Exercise requirements: Drop every picture, then transcribe the remaining data exactly.

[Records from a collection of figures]
## BEGIN
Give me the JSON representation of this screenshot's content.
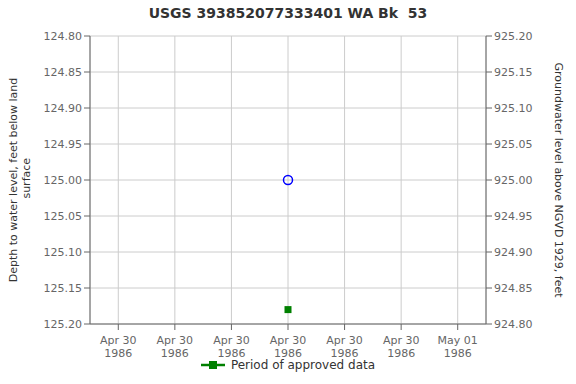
{
  "chart_data": {
    "type": "scatter",
    "title": "USGS 393852077333401 WA Bk  53",
    "y_label": "Depth to water level, feet below land\n surface",
    "y2_label": "Groundwater level above NGVD 1929, feet",
    "categories": [
      "Apr 30\n1986",
      "Apr 30\n1986",
      "Apr 30\n1986",
      "Apr 30\n1986",
      "Apr 30\n1986",
      "Apr 30\n1986",
      "May 01\n1986"
    ],
    "series": [
      {
        "color": "blue",
        "marker": "circle_open",
        "values": [
          null,
          null,
          null,
          125.0,
          null,
          null,
          null
        ]
      },
      {
        "name": "Period of approved data",
        "color": "#008000",
        "marker": "square",
        "values": [
          null,
          null,
          null,
          125.18,
          null,
          null,
          null
        ]
      }
    ],
    "ylim": [
      125.2,
      124.8
    ],
    "yticks": [
      {
        "value": 124.8,
        "label": "124.80"
      },
      {
        "value": 124.85,
        "label": "124.85"
      },
      {
        "value": 124.9,
        "label": "124.90"
      },
      {
        "value": 124.95,
        "label": "124.95"
      },
      {
        "value": 125.0,
        "label": "125.00"
      },
      {
        "value": 125.05,
        "label": "125.05"
      },
      {
        "value": 125.1,
        "label": "125.10"
      },
      {
        "value": 125.15,
        "label": "125.15"
      },
      {
        "value": 125.2,
        "label": "125.20"
      }
    ],
    "y2lim": [
      924.8,
      925.2
    ],
    "y2ticks": [
      {
        "value": 925.2,
        "label": "925.20"
      },
      {
        "value": 925.15,
        "label": "925.15"
      },
      {
        "value": 925.1,
        "label": "925.10"
      },
      {
        "value": 925.05,
        "label": "925.05"
      },
      {
        "value": 925.0,
        "label": "925.00"
      },
      {
        "value": 924.95,
        "label": "924.95"
      },
      {
        "value": 924.9,
        "label": "924.90"
      },
      {
        "value": 924.85,
        "label": "924.85"
      },
      {
        "value": 924.8,
        "label": "924.80"
      }
    ],
    "grid": true,
    "legend": "bottom"
  }
}
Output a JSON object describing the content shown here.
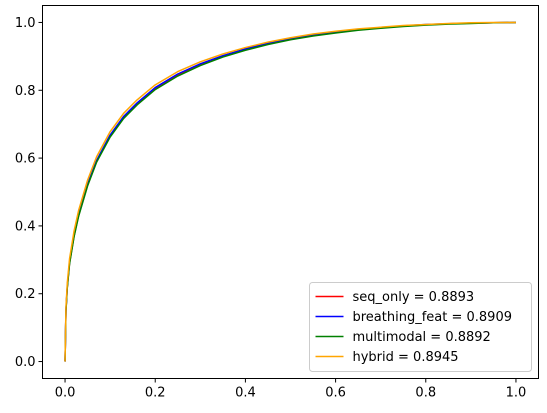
{
  "chart_data": {
    "type": "line",
    "title": "",
    "xlabel": "",
    "ylabel": "",
    "xlim": [
      -0.05,
      1.05
    ],
    "ylim": [
      -0.05,
      1.05
    ],
    "xticks": [
      0.0,
      0.2,
      0.4,
      0.6,
      0.8,
      1.0
    ],
    "yticks": [
      0.0,
      0.2,
      0.4,
      0.6,
      0.8,
      1.0
    ],
    "xtick_labels": [
      "0.0",
      "0.2",
      "0.4",
      "0.6",
      "0.8",
      "1.0"
    ],
    "ytick_labels": [
      "0.0",
      "0.2",
      "0.4",
      "0.6",
      "0.8",
      "1.0"
    ],
    "grid": false,
    "legend_position": "lower-right",
    "series": [
      {
        "label": "seq_only = 0.8893",
        "color": "#ff0000",
        "x": [
          0,
          0.002,
          0.005,
          0.01,
          0.02,
          0.03,
          0.05,
          0.07,
          0.1,
          0.13,
          0.16,
          0.2,
          0.25,
          0.3,
          0.35,
          0.4,
          0.45,
          0.5,
          0.55,
          0.6,
          0.65,
          0.7,
          0.75,
          0.8,
          0.85,
          0.9,
          0.95,
          1.0
        ],
        "y": [
          0,
          0.15,
          0.22,
          0.29,
          0.37,
          0.43,
          0.52,
          0.59,
          0.665,
          0.72,
          0.76,
          0.805,
          0.845,
          0.875,
          0.9,
          0.92,
          0.937,
          0.951,
          0.962,
          0.971,
          0.978,
          0.984,
          0.989,
          0.993,
          0.996,
          0.998,
          0.999,
          1.0
        ]
      },
      {
        "label": "breathing_feat = 0.8909",
        "color": "#0000ff",
        "x": [
          0,
          0.002,
          0.005,
          0.01,
          0.02,
          0.03,
          0.05,
          0.07,
          0.1,
          0.13,
          0.16,
          0.2,
          0.25,
          0.3,
          0.35,
          0.4,
          0.45,
          0.5,
          0.55,
          0.6,
          0.65,
          0.7,
          0.75,
          0.8,
          0.85,
          0.9,
          0.95,
          1.0
        ],
        "y": [
          0,
          0.152,
          0.223,
          0.293,
          0.373,
          0.433,
          0.523,
          0.593,
          0.668,
          0.723,
          0.763,
          0.808,
          0.848,
          0.878,
          0.902,
          0.922,
          0.939,
          0.953,
          0.964,
          0.972,
          0.979,
          0.985,
          0.99,
          0.994,
          0.996,
          0.998,
          0.999,
          1.0
        ]
      },
      {
        "label": "multimodal = 0.8892",
        "color": "#008000",
        "x": [
          0,
          0.002,
          0.005,
          0.01,
          0.02,
          0.03,
          0.05,
          0.07,
          0.1,
          0.13,
          0.16,
          0.2,
          0.25,
          0.3,
          0.35,
          0.4,
          0.45,
          0.5,
          0.55,
          0.6,
          0.65,
          0.7,
          0.75,
          0.8,
          0.85,
          0.9,
          0.95,
          1.0
        ],
        "y": [
          0,
          0.148,
          0.218,
          0.288,
          0.368,
          0.428,
          0.518,
          0.588,
          0.662,
          0.717,
          0.757,
          0.802,
          0.842,
          0.873,
          0.898,
          0.918,
          0.935,
          0.949,
          0.96,
          0.969,
          0.977,
          0.983,
          0.988,
          0.992,
          0.995,
          0.997,
          0.999,
          1.0
        ]
      },
      {
        "label": "hybrid = 0.8945",
        "color": "#ffa500",
        "x": [
          0,
          0.002,
          0.005,
          0.01,
          0.02,
          0.03,
          0.05,
          0.07,
          0.1,
          0.13,
          0.16,
          0.2,
          0.25,
          0.3,
          0.35,
          0.4,
          0.45,
          0.5,
          0.55,
          0.6,
          0.65,
          0.7,
          0.75,
          0.8,
          0.85,
          0.9,
          0.95,
          1.0
        ],
        "y": [
          0,
          0.16,
          0.232,
          0.303,
          0.385,
          0.445,
          0.535,
          0.604,
          0.678,
          0.732,
          0.772,
          0.816,
          0.855,
          0.884,
          0.907,
          0.926,
          0.942,
          0.955,
          0.966,
          0.974,
          0.981,
          0.986,
          0.991,
          0.994,
          0.997,
          0.999,
          1.0,
          1.0
        ]
      }
    ]
  }
}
## END
Answer to this task:
Give me the JSON representation of this screenshot's content.
{
  "chart_data": {
    "type": "scatter",
    "title": "USGS 393852077333401 WA Bk  53",
    "y_label": "Depth to water level, feet below land\n surface",
    "y2_label": "Groundwater level above NGVD 1929, feet",
    "categories": [
      "Apr 30\n1986",
      "Apr 30\n1986",
      "Apr 30\n1986",
      "Apr 30\n1986",
      "Apr 30\n1986",
      "Apr 30\n1986",
      "May 01\n1986"
    ],
    "series": [
      {
        "color": "blue",
        "marker": "circle_open",
        "values": [
          null,
          null,
          null,
          125.0,
          null,
          null,
          null
        ]
      },
      {
        "name": "Period of approved data",
        "color": "#008000",
        "marker": "square",
        "values": [
          null,
          null,
          null,
          125.18,
          null,
          null,
          null
        ]
      }
    ],
    "ylim": [
      125.2,
      124.8
    ],
    "yticks": [
      {
        "value": 124.8,
        "label": "124.80"
      },
      {
        "value": 124.85,
        "label": "124.85"
      },
      {
        "value": 124.9,
        "label": "124.90"
      },
      {
        "value": 124.95,
        "label": "124.95"
      },
      {
        "value": 125.0,
        "label": "125.00"
      },
      {
        "value": 125.05,
        "label": "125.05"
      },
      {
        "value": 125.1,
        "label": "125.10"
      },
      {
        "value": 125.15,
        "label": "125.15"
      },
      {
        "value": 125.2,
        "label": "125.20"
      }
    ],
    "y2lim": [
      924.8,
      925.2
    ],
    "y2ticks": [
      {
        "value": 925.2,
        "label": "925.20"
      },
      {
        "value": 925.15,
        "label": "925.15"
      },
      {
        "value": 925.1,
        "label": "925.10"
      },
      {
        "value": 925.05,
        "label": "925.05"
      },
      {
        "value": 925.0,
        "label": "925.00"
      },
      {
        "value": 924.95,
        "label": "924.95"
      },
      {
        "value": 924.9,
        "label": "924.90"
      },
      {
        "value": 924.85,
        "label": "924.85"
      },
      {
        "value": 924.8,
        "label": "924.80"
      }
    ],
    "grid": true,
    "legend": "bottom"
  }
}
Output a JSON object describing the content shown here.
{
  "chart_data": {
    "type": "line",
    "title": "",
    "xlabel": "",
    "ylabel": "",
    "xlim": [
      -0.05,
      1.05
    ],
    "ylim": [
      -0.05,
      1.05
    ],
    "xticks": [
      0.0,
      0.2,
      0.4,
      0.6,
      0.8,
      1.0
    ],
    "yticks": [
      0.0,
      0.2,
      0.4,
      0.6,
      0.8,
      1.0
    ],
    "xtick_labels": [
      "0.0",
      "0.2",
      "0.4",
      "0.6",
      "0.8",
      "1.0"
    ],
    "ytick_labels": [
      "0.0",
      "0.2",
      "0.4",
      "0.6",
      "0.8",
      "1.0"
    ],
    "grid": false,
    "legend_position": "lower-right",
    "series": [
      {
        "label": "seq_only = 0.8893",
        "color": "#ff0000",
        "x": [
          0,
          0.002,
          0.005,
          0.01,
          0.02,
          0.03,
          0.05,
          0.07,
          0.1,
          0.13,
          0.16,
          0.2,
          0.25,
          0.3,
          0.35,
          0.4,
          0.45,
          0.5,
          0.55,
          0.6,
          0.65,
          0.7,
          0.75,
          0.8,
          0.85,
          0.9,
          0.95,
          1.0
        ],
        "y": [
          0,
          0.15,
          0.22,
          0.29,
          0.37,
          0.43,
          0.52,
          0.59,
          0.665,
          0.72,
          0.76,
          0.805,
          0.845,
          0.875,
          0.9,
          0.92,
          0.937,
          0.951,
          0.962,
          0.971,
          0.978,
          0.984,
          0.989,
          0.993,
          0.996,
          0.998,
          0.999,
          1.0
        ]
      },
      {
        "label": "breathing_feat = 0.8909",
        "color": "#0000ff",
        "x": [
          0,
          0.002,
          0.005,
          0.01,
          0.02,
          0.03,
          0.05,
          0.07,
          0.1,
          0.13,
          0.16,
          0.2,
          0.25,
          0.3,
          0.35,
          0.4,
          0.45,
          0.5,
          0.55,
          0.6,
          0.65,
          0.7,
          0.75,
          0.8,
          0.85,
          0.9,
          0.95,
          1.0
        ],
        "y": [
          0,
          0.152,
          0.223,
          0.293,
          0.373,
          0.433,
          0.523,
          0.593,
          0.668,
          0.723,
          0.763,
          0.808,
          0.848,
          0.878,
          0.902,
          0.922,
          0.939,
          0.953,
          0.964,
          0.972,
          0.979,
          0.985,
          0.99,
          0.994,
          0.996,
          0.998,
          0.999,
          1.0
        ]
      },
      {
        "label": "multimodal = 0.8892",
        "color": "#008000",
        "x": [
          0,
          0.002,
          0.005,
          0.01,
          0.02,
          0.03,
          0.05,
          0.07,
          0.1,
          0.13,
          0.16,
          0.2,
          0.25,
          0.3,
          0.35,
          0.4,
          0.45,
          0.5,
          0.55,
          0.6,
          0.65,
          0.7,
          0.75,
          0.8,
          0.85,
          0.9,
          0.95,
          1.0
        ],
        "y": [
          0,
          0.148,
          0.218,
          0.288,
          0.368,
          0.428,
          0.518,
          0.588,
          0.662,
          0.717,
          0.757,
          0.802,
          0.842,
          0.873,
          0.898,
          0.918,
          0.935,
          0.949,
          0.96,
          0.969,
          0.977,
          0.983,
          0.988,
          0.992,
          0.995,
          0.997,
          0.999,
          1.0
        ]
      },
      {
        "label": "hybrid = 0.8945",
        "color": "#ffa500",
        "x": [
          0,
          0.002,
          0.005,
          0.01,
          0.02,
          0.03,
          0.05,
          0.07,
          0.1,
          0.13,
          0.16,
          0.2,
          0.25,
          0.3,
          0.35,
          0.4,
          0.45,
          0.5,
          0.55,
          0.6,
          0.65,
          0.7,
          0.75,
          0.8,
          0.85,
          0.9,
          0.95,
          1.0
        ],
        "y": [
          0,
          0.16,
          0.232,
          0.303,
          0.385,
          0.445,
          0.535,
          0.604,
          0.678,
          0.732,
          0.772,
          0.816,
          0.855,
          0.884,
          0.907,
          0.926,
          0.942,
          0.955,
          0.966,
          0.974,
          0.981,
          0.986,
          0.991,
          0.994,
          0.997,
          0.999,
          1.0,
          1.0
        ]
      }
    ]
  }
}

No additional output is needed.